%%

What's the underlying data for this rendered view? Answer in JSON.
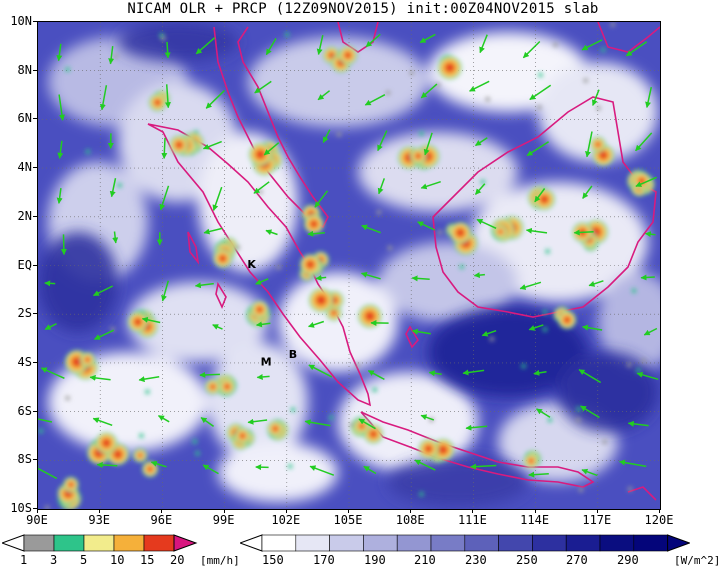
{
  "title": "NICAM OLR + PRCP (12Z09NOV2015) init:00Z04NOV2015 slab",
  "map": {
    "lat_labels": [
      "10N",
      "8N",
      "6N",
      "4N",
      "2N",
      "EQ",
      "2S",
      "4S",
      "6S",
      "8S",
      "10S"
    ],
    "lon_labels": [
      "90E",
      "93E",
      "96E",
      "99E",
      "102E",
      "105E",
      "108E",
      "111E",
      "114E",
      "117E",
      "120E"
    ],
    "lat_range": [
      -10,
      10
    ],
    "lon_range": [
      90,
      120
    ],
    "grid": "dotted",
    "station_markers": [
      {
        "label": "K",
        "lon": 100.3,
        "lat": -0.1
      },
      {
        "label": "M",
        "lon": 101.0,
        "lat": -4.1
      },
      {
        "label": "B",
        "lon": 102.3,
        "lat": -3.8
      }
    ],
    "wind_vector_color": "#22cc22",
    "coastline_color": "#d81b7f",
    "background_olr_color": "#4a4fc0"
  },
  "precip_colorbar": {
    "ticks": [
      "1",
      "3",
      "5",
      "10",
      "15",
      "20"
    ],
    "unit": "[mm/h]",
    "colors": [
      "#9a9a9a",
      "#2ec48a",
      "#f2ec8c",
      "#f5b03a",
      "#e53a1e",
      "#d8157f"
    ]
  },
  "olr_colorbar": {
    "ticks": [
      "150",
      "170",
      "190",
      "210",
      "230",
      "250",
      "270",
      "290"
    ],
    "unit": "[W/m^2]",
    "colors": [
      "#ffffff",
      "#e6e7f5",
      "#c9cbea",
      "#aeb0de",
      "#9396d2",
      "#787cc6",
      "#5d61ba",
      "#4347ad",
      "#2d30a0",
      "#1a1d92",
      "#0a0d80",
      "#04057a"
    ]
  }
}
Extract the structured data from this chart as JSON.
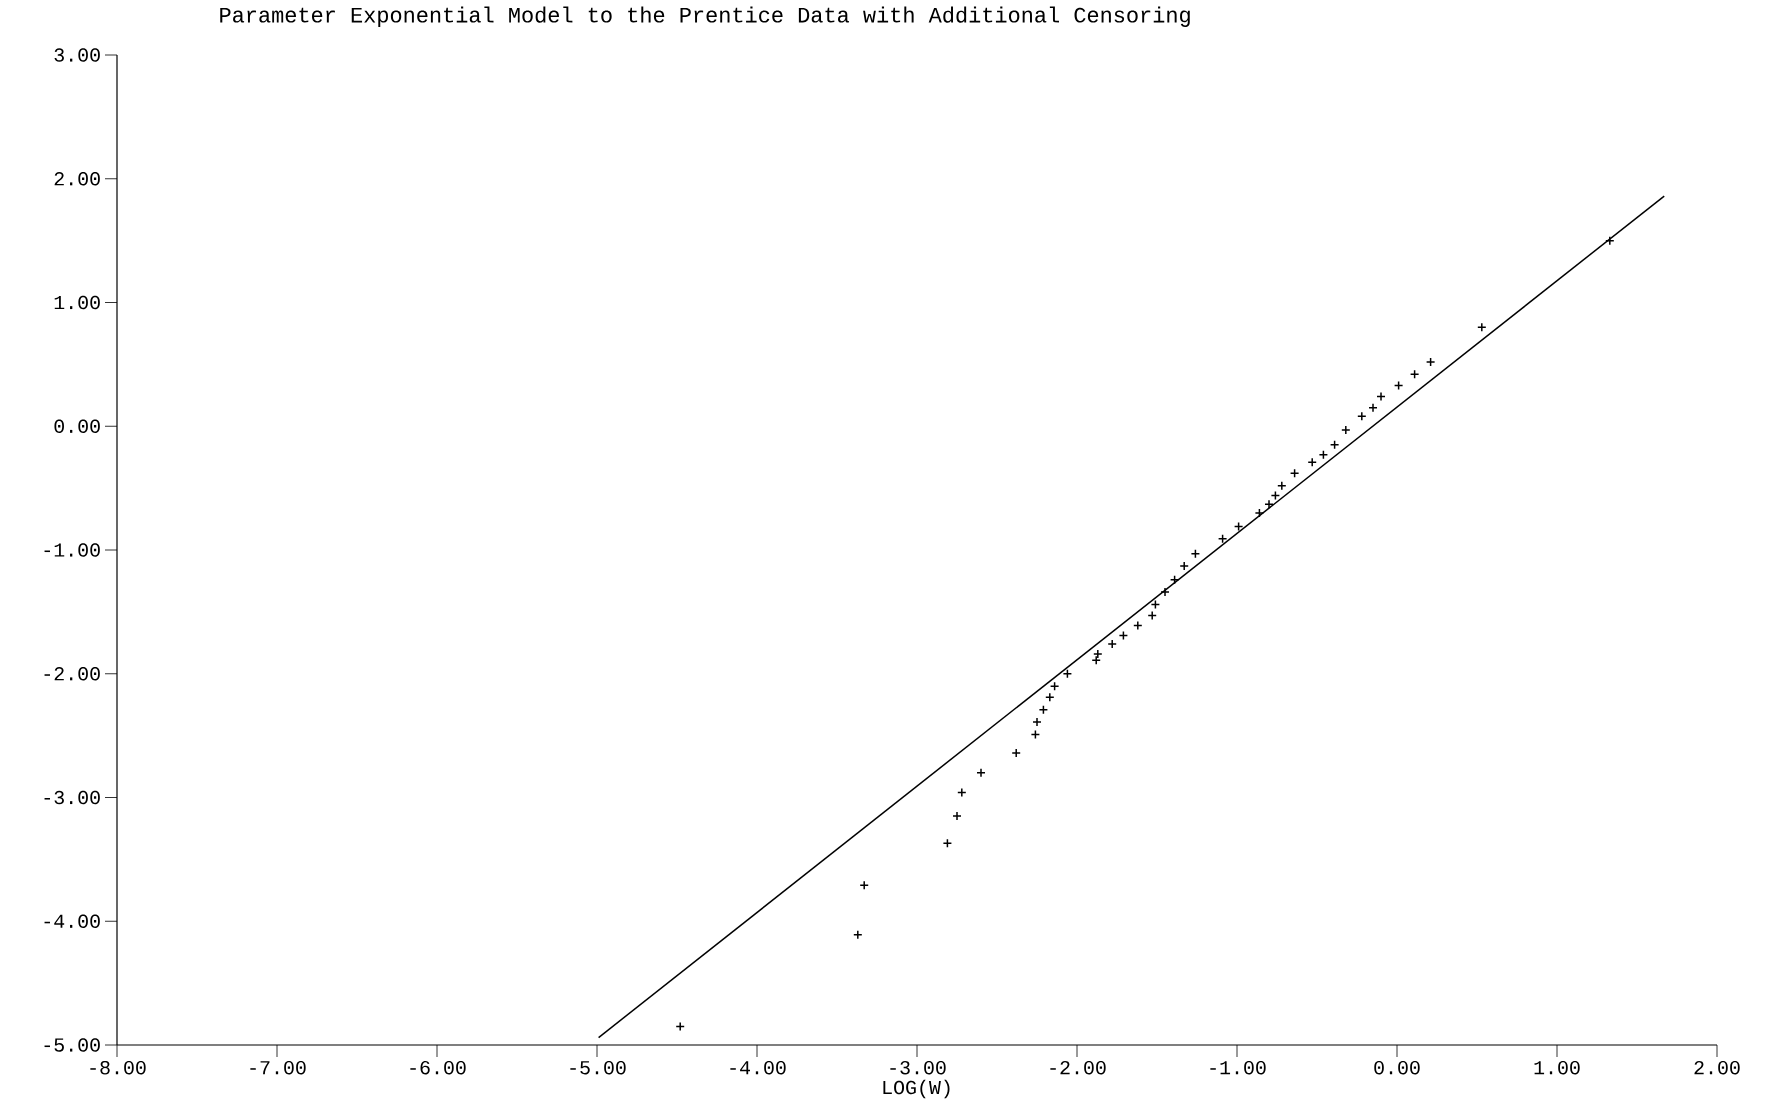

%%

● What is expected:
Please transcribe the material above exactly as written. Leave the pictures out.

● Exercise solution:
What's the underlying data for this rendered view? Answer in JSON.
{
  "title": "NICAM OLR + PRCP (12Z09NOV2015) init:00Z04NOV2015 slab",
  "map": {
    "lat_labels": [
      "10N",
      "8N",
      "6N",
      "4N",
      "2N",
      "EQ",
      "2S",
      "4S",
      "6S",
      "8S",
      "10S"
    ],
    "lon_labels": [
      "90E",
      "93E",
      "96E",
      "99E",
      "102E",
      "105E",
      "108E",
      "111E",
      "114E",
      "117E",
      "120E"
    ],
    "lat_range": [
      -10,
      10
    ],
    "lon_range": [
      90,
      120
    ],
    "grid": "dotted",
    "station_markers": [
      {
        "label": "K",
        "lon": 100.3,
        "lat": -0.1
      },
      {
        "label": "M",
        "lon": 101.0,
        "lat": -4.1
      },
      {
        "label": "B",
        "lon": 102.3,
        "lat": -3.8
      }
    ],
    "wind_vector_color": "#22cc22",
    "coastline_color": "#d81b7f",
    "background_olr_color": "#4a4fc0"
  },
  "precip_colorbar": {
    "ticks": [
      "1",
      "3",
      "5",
      "10",
      "15",
      "20"
    ],
    "unit": "[mm/h]",
    "colors": [
      "#9a9a9a",
      "#2ec48a",
      "#f2ec8c",
      "#f5b03a",
      "#e53a1e",
      "#d8157f"
    ]
  },
  "olr_colorbar": {
    "ticks": [
      "150",
      "170",
      "190",
      "210",
      "230",
      "250",
      "270",
      "290"
    ],
    "unit": "[W/m^2]",
    "colors": [
      "#ffffff",
      "#e6e7f5",
      "#c9cbea",
      "#aeb0de",
      "#9396d2",
      "#787cc6",
      "#5d61ba",
      "#4347ad",
      "#2d30a0",
      "#1a1d92",
      "#0a0d80",
      "#04057a"
    ]
  }
}
Extract the structured data from this chart as JSON.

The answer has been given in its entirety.